- **Short problem**: Isolate every line in the records below with "title" in it.

Data entries for graphics:
+-------+

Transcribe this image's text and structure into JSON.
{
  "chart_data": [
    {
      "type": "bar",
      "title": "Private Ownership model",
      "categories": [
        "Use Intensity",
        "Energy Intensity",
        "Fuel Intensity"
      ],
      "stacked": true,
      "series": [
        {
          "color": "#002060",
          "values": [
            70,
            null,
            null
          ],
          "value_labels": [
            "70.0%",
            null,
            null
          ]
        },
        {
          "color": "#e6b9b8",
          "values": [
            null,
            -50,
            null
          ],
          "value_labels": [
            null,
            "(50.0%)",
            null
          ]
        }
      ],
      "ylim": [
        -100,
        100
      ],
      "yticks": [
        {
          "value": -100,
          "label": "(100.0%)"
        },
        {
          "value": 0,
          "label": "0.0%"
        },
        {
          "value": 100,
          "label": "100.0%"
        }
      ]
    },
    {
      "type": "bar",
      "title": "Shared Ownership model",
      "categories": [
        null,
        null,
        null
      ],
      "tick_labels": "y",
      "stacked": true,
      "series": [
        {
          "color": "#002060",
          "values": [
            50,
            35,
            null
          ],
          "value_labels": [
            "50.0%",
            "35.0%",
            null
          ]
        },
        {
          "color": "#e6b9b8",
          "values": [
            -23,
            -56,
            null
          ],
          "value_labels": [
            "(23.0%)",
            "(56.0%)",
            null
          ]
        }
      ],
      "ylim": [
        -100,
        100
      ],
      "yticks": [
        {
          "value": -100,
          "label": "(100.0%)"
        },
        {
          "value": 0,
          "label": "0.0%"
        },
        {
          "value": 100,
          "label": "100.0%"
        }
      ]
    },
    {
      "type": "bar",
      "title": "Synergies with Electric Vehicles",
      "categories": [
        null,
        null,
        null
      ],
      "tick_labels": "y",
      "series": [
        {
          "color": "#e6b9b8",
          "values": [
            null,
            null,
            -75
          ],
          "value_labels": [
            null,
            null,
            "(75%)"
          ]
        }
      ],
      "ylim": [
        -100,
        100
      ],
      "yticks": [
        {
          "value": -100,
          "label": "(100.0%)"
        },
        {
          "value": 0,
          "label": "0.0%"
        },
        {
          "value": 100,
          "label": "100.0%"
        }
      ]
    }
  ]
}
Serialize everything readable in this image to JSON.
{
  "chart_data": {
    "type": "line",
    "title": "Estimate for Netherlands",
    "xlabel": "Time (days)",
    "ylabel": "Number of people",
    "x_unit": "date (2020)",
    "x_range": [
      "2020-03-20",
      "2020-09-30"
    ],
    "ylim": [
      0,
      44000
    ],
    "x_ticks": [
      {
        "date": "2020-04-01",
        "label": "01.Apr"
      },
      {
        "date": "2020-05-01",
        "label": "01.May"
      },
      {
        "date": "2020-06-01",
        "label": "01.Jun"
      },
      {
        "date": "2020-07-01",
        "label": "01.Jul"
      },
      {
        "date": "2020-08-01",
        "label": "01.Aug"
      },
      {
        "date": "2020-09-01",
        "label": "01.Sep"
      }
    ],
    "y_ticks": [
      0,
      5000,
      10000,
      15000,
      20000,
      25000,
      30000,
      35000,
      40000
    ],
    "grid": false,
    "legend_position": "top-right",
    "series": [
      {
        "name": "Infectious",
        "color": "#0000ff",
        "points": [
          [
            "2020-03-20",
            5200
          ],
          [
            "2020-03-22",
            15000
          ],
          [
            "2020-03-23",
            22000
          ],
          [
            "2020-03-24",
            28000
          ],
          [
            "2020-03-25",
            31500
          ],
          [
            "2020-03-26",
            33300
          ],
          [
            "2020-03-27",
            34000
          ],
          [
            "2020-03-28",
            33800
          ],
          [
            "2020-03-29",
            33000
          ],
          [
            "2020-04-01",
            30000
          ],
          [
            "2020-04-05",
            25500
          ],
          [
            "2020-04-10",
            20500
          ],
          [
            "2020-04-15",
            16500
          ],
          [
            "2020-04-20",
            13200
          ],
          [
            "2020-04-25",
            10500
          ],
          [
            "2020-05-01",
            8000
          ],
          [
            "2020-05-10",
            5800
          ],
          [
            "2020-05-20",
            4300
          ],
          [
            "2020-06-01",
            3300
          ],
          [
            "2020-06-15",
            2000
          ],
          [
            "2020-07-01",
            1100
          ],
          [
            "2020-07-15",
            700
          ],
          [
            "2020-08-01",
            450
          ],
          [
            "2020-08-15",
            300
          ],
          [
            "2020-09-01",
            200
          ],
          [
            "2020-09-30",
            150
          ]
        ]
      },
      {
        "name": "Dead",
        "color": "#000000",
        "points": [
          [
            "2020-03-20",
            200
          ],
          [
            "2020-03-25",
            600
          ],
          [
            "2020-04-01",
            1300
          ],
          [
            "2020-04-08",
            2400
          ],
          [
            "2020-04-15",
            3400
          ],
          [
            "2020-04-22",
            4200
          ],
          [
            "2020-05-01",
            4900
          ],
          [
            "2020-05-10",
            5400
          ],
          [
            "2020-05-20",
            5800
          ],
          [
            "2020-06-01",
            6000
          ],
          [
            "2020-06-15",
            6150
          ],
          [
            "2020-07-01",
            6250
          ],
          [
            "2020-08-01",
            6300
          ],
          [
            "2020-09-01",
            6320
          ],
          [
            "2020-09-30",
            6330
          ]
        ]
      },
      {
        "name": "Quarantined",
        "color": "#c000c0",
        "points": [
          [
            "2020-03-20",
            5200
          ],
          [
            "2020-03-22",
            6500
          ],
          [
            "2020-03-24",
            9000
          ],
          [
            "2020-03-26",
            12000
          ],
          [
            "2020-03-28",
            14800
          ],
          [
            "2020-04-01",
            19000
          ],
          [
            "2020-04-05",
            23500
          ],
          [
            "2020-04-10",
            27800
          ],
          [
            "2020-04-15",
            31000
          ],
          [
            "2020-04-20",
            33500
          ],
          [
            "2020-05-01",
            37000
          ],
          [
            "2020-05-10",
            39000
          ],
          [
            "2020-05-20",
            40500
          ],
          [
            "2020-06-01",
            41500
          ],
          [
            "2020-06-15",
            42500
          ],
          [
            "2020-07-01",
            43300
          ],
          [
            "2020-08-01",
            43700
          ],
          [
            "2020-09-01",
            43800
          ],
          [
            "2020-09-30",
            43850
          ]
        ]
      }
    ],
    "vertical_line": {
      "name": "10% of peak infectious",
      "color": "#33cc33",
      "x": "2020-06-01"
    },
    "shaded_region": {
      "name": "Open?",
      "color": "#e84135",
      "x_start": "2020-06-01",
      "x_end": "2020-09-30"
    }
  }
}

+-------+

- **Complete answer**:
      "title": "Private Ownership model",
      "title": "Shared Ownership model",
      "title": "Synergies with Electric Vehicles",
    "title": "Estimate for Netherlands",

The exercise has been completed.